• **What needs to be done**
Each record needs to be retyped exactly, though its pictures should not appear.

• **Material for the task**
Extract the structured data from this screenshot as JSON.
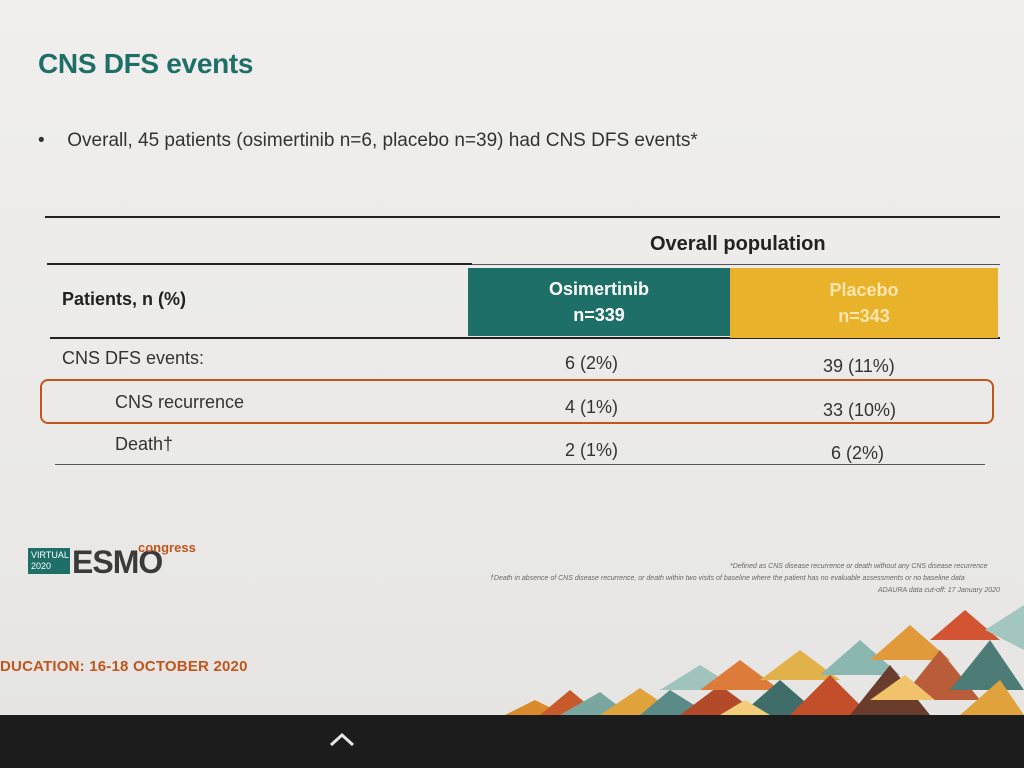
{
  "slide": {
    "title": "CNS DFS events",
    "bullet": "Overall, 45 patients (osimertinib n=6, placebo n=39) had CNS DFS events*",
    "table": {
      "group_header": "Overall population",
      "row_header": "Patients, n (%)",
      "columns": [
        {
          "name": "Osimertinib",
          "n": "n=339",
          "color": "#1f6f69"
        },
        {
          "name": "Placebo",
          "n": "n=343",
          "color": "#e8b22a"
        }
      ],
      "rows": [
        {
          "label": "CNS DFS events:",
          "osimertinib": "6 (2%)",
          "placebo": "39 (11%)",
          "highlighted": false
        },
        {
          "label": "CNS recurrence",
          "osimertinib": "4 (1%)",
          "placebo": "33 (10%)",
          "highlighted": true
        },
        {
          "label": "Death†",
          "osimertinib": "2 (1%)",
          "placebo": "6 (2%)",
          "highlighted": false
        }
      ]
    },
    "logo": {
      "virtual": "VIRTUAL 2020",
      "brand": "ESMO",
      "suffix": "congress"
    },
    "footnotes": [
      "*Defined as CNS disease recurrence or death without any CNS disease recurrence",
      "†Death in absence of CNS disease recurrence, or death within two visits of baseline where the patient has no evaluable assessments or no baseline data",
      "ADAURA data cut-off: 17 January 2020"
    ],
    "education_banner": "DUCATION: 16-18 OCTOBER 2020"
  },
  "colors": {
    "accent_teal": "#1f6f69",
    "accent_gold": "#e8b22a",
    "accent_orange": "#c0561c"
  },
  "taskbar": {
    "icon": "chevron-up-icon"
  }
}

• **Solution below**
Extract the structured data from this screenshot as JSON.
{
  "slide": {
    "title": "CNS DFS events",
    "bullet": "Overall, 45 patients (osimertinib n=6, placebo n=39) had CNS DFS events*",
    "table": {
      "group_header": "Overall population",
      "row_header": "Patients, n (%)",
      "columns": [
        {
          "name": "Osimertinib",
          "n": "n=339",
          "color": "#1f6f69"
        },
        {
          "name": "Placebo",
          "n": "n=343",
          "color": "#e8b22a"
        }
      ],
      "rows": [
        {
          "label": "CNS DFS events:",
          "osimertinib": "6 (2%)",
          "placebo": "39 (11%)",
          "highlighted": false
        },
        {
          "label": "CNS recurrence",
          "osimertinib": "4 (1%)",
          "placebo": "33 (10%)",
          "highlighted": true
        },
        {
          "label": "Death†",
          "osimertinib": "2 (1%)",
          "placebo": "6 (2%)",
          "highlighted": false
        }
      ]
    },
    "logo": {
      "virtual": "VIRTUAL 2020",
      "brand": "ESMO",
      "suffix": "congress"
    },
    "footnotes": [
      "*Defined as CNS disease recurrence or death without any CNS disease recurrence",
      "†Death in absence of CNS disease recurrence, or death within two visits of baseline where the patient has no evaluable assessments or no baseline data",
      "ADAURA data cut-off: 17 January 2020"
    ],
    "education_banner": "DUCATION: 16-18 OCTOBER 2020"
  },
  "colors": {
    "accent_teal": "#1f6f69",
    "accent_gold": "#e8b22a",
    "accent_orange": "#c0561c"
  },
  "taskbar": {
    "icon": "chevron-up-icon"
  }
}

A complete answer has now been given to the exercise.